Required action -> Copy the entries exactly. Leave nothing out and add nothing.

Input for this task ->

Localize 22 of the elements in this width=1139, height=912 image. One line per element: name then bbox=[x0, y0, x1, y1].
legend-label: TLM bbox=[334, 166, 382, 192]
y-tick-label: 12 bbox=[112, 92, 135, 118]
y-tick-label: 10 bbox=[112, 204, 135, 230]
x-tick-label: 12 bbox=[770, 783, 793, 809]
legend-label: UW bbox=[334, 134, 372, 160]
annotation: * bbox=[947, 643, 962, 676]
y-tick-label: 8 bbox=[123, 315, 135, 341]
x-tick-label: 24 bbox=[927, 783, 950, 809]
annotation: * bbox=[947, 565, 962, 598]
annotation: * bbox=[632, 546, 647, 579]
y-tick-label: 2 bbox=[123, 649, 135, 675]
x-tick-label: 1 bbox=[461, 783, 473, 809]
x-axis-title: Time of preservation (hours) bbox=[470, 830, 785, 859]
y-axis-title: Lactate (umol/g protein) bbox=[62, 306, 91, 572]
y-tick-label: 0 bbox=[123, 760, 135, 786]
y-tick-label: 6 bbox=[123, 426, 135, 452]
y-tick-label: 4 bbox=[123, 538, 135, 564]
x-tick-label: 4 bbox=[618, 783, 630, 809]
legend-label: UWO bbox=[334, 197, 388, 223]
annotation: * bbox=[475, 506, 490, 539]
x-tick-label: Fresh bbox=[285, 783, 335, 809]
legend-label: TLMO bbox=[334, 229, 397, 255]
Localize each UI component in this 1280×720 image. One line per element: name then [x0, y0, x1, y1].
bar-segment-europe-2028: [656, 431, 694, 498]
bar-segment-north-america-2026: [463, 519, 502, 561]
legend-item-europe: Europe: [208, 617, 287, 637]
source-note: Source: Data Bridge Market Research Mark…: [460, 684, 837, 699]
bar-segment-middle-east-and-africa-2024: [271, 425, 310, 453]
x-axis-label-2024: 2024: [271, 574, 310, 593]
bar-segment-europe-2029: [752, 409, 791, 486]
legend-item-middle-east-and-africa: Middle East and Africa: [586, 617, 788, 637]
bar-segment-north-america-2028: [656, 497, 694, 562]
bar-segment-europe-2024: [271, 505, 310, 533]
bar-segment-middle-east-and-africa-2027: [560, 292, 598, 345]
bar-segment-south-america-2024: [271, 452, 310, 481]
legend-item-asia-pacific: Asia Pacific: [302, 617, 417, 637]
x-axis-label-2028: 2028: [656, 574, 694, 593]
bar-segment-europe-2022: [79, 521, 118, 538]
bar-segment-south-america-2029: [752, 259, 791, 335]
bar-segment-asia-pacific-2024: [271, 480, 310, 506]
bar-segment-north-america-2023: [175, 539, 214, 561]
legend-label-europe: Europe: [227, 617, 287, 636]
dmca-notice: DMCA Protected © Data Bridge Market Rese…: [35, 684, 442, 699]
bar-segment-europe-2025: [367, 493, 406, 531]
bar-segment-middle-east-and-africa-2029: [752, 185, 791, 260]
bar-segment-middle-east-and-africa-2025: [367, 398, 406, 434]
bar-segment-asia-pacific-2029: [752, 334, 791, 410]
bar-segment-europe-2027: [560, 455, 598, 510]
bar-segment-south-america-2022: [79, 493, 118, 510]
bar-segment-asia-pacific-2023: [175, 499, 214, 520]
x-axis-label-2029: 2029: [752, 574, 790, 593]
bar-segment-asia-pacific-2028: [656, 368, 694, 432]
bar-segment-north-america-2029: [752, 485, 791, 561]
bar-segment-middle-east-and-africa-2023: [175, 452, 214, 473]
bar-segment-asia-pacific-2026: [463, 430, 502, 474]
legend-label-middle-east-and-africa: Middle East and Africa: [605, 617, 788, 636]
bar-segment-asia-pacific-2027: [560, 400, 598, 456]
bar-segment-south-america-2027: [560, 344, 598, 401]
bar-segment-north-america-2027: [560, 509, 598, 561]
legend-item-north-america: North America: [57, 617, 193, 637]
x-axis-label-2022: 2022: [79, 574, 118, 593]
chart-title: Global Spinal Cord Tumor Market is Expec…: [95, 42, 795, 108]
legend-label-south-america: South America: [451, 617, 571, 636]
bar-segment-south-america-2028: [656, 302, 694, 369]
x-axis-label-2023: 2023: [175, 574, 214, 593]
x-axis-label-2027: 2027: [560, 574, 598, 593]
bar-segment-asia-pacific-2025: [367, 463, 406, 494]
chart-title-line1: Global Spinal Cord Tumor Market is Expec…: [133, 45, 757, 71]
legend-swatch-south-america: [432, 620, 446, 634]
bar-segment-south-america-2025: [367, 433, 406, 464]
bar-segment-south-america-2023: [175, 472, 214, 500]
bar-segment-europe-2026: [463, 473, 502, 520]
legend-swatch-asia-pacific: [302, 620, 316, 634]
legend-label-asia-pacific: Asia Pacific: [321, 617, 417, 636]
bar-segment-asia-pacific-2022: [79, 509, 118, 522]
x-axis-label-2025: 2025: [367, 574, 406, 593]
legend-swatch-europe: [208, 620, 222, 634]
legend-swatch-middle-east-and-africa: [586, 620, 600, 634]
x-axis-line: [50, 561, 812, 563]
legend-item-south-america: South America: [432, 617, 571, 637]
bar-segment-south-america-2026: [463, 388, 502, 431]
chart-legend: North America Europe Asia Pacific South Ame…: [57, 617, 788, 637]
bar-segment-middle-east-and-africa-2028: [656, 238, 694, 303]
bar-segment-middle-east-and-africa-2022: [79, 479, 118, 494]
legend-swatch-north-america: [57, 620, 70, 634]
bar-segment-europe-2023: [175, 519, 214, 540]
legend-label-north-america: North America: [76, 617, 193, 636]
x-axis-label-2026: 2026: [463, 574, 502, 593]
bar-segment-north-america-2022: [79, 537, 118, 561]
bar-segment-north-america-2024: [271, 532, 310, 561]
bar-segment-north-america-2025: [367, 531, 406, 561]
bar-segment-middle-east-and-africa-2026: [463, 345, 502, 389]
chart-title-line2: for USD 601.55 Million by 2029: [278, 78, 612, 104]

Result for this exercise ->
Localize 22 of the elements in this width=1139, height=912 image. One line per element: name then bbox=[x0, y0, x1, y1].
legend-label: TLM bbox=[334, 166, 382, 192]
y-tick-label: 12 bbox=[112, 92, 135, 118]
y-tick-label: 10 bbox=[112, 204, 135, 230]
x-tick-label: 12 bbox=[770, 783, 793, 809]
legend-label: UW bbox=[334, 134, 372, 160]
annotation: * bbox=[947, 643, 962, 676]
y-tick-label: 8 bbox=[123, 315, 135, 341]
x-tick-label: 24 bbox=[927, 783, 950, 809]
annotation: * bbox=[947, 565, 962, 598]
annotation: * bbox=[632, 546, 647, 579]
y-tick-label: 2 bbox=[123, 649, 135, 675]
x-tick-label: 1 bbox=[461, 783, 473, 809]
x-axis-title: Time of preservation (hours) bbox=[470, 830, 785, 859]
y-axis-title: Lactate (umol/g protein) bbox=[62, 306, 91, 572]
y-tick-label: 0 bbox=[123, 760, 135, 786]
y-tick-label: 6 bbox=[123, 426, 135, 452]
y-tick-label: 4 bbox=[123, 538, 135, 564]
x-tick-label: 4 bbox=[618, 783, 630, 809]
legend-label: UWO bbox=[334, 197, 388, 223]
annotation: * bbox=[475, 506, 490, 539]
x-tick-label: Fresh bbox=[285, 783, 335, 809]
legend-label: TLMO bbox=[334, 229, 397, 255]
Localize each UI component in this 1280×720 image. One line per element: name then [x0, y0, x1, y1].
bar-segment-europe-2028: [656, 431, 694, 498]
bar-segment-north-america-2026: [463, 519, 502, 561]
legend-item-europe: Europe: [208, 617, 287, 637]
source-note: Source: Data Bridge Market Research Mark…: [460, 684, 837, 699]
bar-segment-middle-east-and-africa-2024: [271, 425, 310, 453]
x-axis-label-2024: 2024: [271, 574, 310, 593]
bar-segment-europe-2029: [752, 409, 791, 486]
legend-item-middle-east-and-africa: Middle East and Africa: [586, 617, 788, 637]
bar-segment-north-america-2028: [656, 497, 694, 562]
bar-segment-europe-2024: [271, 505, 310, 533]
bar-segment-middle-east-and-africa-2027: [560, 292, 598, 345]
bar-segment-south-america-2024: [271, 452, 310, 481]
legend-item-asia-pacific: Asia Pacific: [302, 617, 417, 637]
x-axis-label-2028: 2028: [656, 574, 694, 593]
bar-segment-europe-2022: [79, 521, 118, 538]
bar-segment-south-america-2029: [752, 259, 791, 335]
bar-segment-asia-pacific-2024: [271, 480, 310, 506]
bar-segment-north-america-2023: [175, 539, 214, 561]
legend-label-europe: Europe: [227, 617, 287, 636]
dmca-notice: DMCA Protected © Data Bridge Market Rese…: [35, 684, 442, 699]
bar-segment-europe-2025: [367, 493, 406, 531]
bar-segment-middle-east-and-africa-2029: [752, 185, 791, 260]
bar-segment-middle-east-and-africa-2025: [367, 398, 406, 434]
bar-segment-asia-pacific-2029: [752, 334, 791, 410]
bar-segment-europe-2027: [560, 455, 598, 510]
bar-segment-south-america-2022: [79, 493, 118, 510]
bar-segment-asia-pacific-2023: [175, 499, 214, 520]
x-axis-label-2029: 2029: [752, 574, 790, 593]
bar-segment-asia-pacific-2028: [656, 368, 694, 432]
bar-segment-north-america-2029: [752, 485, 791, 561]
bar-segment-middle-east-and-africa-2023: [175, 452, 214, 473]
bar-segment-asia-pacific-2026: [463, 430, 502, 474]
legend-label-middle-east-and-africa: Middle East and Africa: [605, 617, 788, 636]
bar-segment-asia-pacific-2027: [560, 400, 598, 456]
bar-segment-south-america-2027: [560, 344, 598, 401]
bar-segment-north-america-2027: [560, 509, 598, 561]
legend-item-north-america: North America: [57, 617, 193, 637]
x-axis-label-2022: 2022: [79, 574, 118, 593]
chart-title: Global Spinal Cord Tumor Market is Expec…: [95, 42, 795, 108]
legend-label-south-america: South America: [451, 617, 571, 636]
bar-segment-south-america-2028: [656, 302, 694, 369]
x-axis-label-2023: 2023: [175, 574, 214, 593]
x-axis-label-2027: 2027: [560, 574, 598, 593]
bar-segment-asia-pacific-2025: [367, 463, 406, 494]
chart-title-line1: Global Spinal Cord Tumor Market is Expec…: [133, 45, 757, 71]
legend-swatch-south-america: [432, 620, 446, 634]
bar-segment-south-america-2025: [367, 433, 406, 464]
bar-segment-south-america-2023: [175, 472, 214, 500]
bar-segment-europe-2026: [463, 473, 502, 520]
legend-swatch-asia-pacific: [302, 620, 316, 634]
legend-label-asia-pacific: Asia Pacific: [321, 617, 417, 636]
bar-segment-asia-pacific-2022: [79, 509, 118, 522]
x-axis-label-2025: 2025: [367, 574, 406, 593]
legend-swatch-europe: [208, 620, 222, 634]
legend-swatch-middle-east-and-africa: [586, 620, 600, 634]
x-axis-line: [50, 561, 812, 563]
legend-item-south-america: South America: [432, 617, 571, 637]
bar-segment-south-america-2026: [463, 388, 502, 431]
chart-legend: North America Europe Asia Pacific South Ame…: [57, 617, 788, 637]
bar-segment-middle-east-and-africa-2028: [656, 238, 694, 303]
bar-segment-middle-east-and-africa-2022: [79, 479, 118, 494]
legend-swatch-north-america: [57, 620, 70, 634]
bar-segment-europe-2023: [175, 519, 214, 540]
legend-label-north-america: North America: [76, 617, 193, 636]
x-axis-label-2026: 2026: [463, 574, 502, 593]
bar-segment-north-america-2022: [79, 537, 118, 561]
bar-segment-north-america-2024: [271, 532, 310, 561]
bar-segment-north-america-2025: [367, 531, 406, 561]
bar-segment-middle-east-and-africa-2026: [463, 345, 502, 389]
chart-title-line2: for USD 601.55 Million by 2029: [278, 78, 612, 104]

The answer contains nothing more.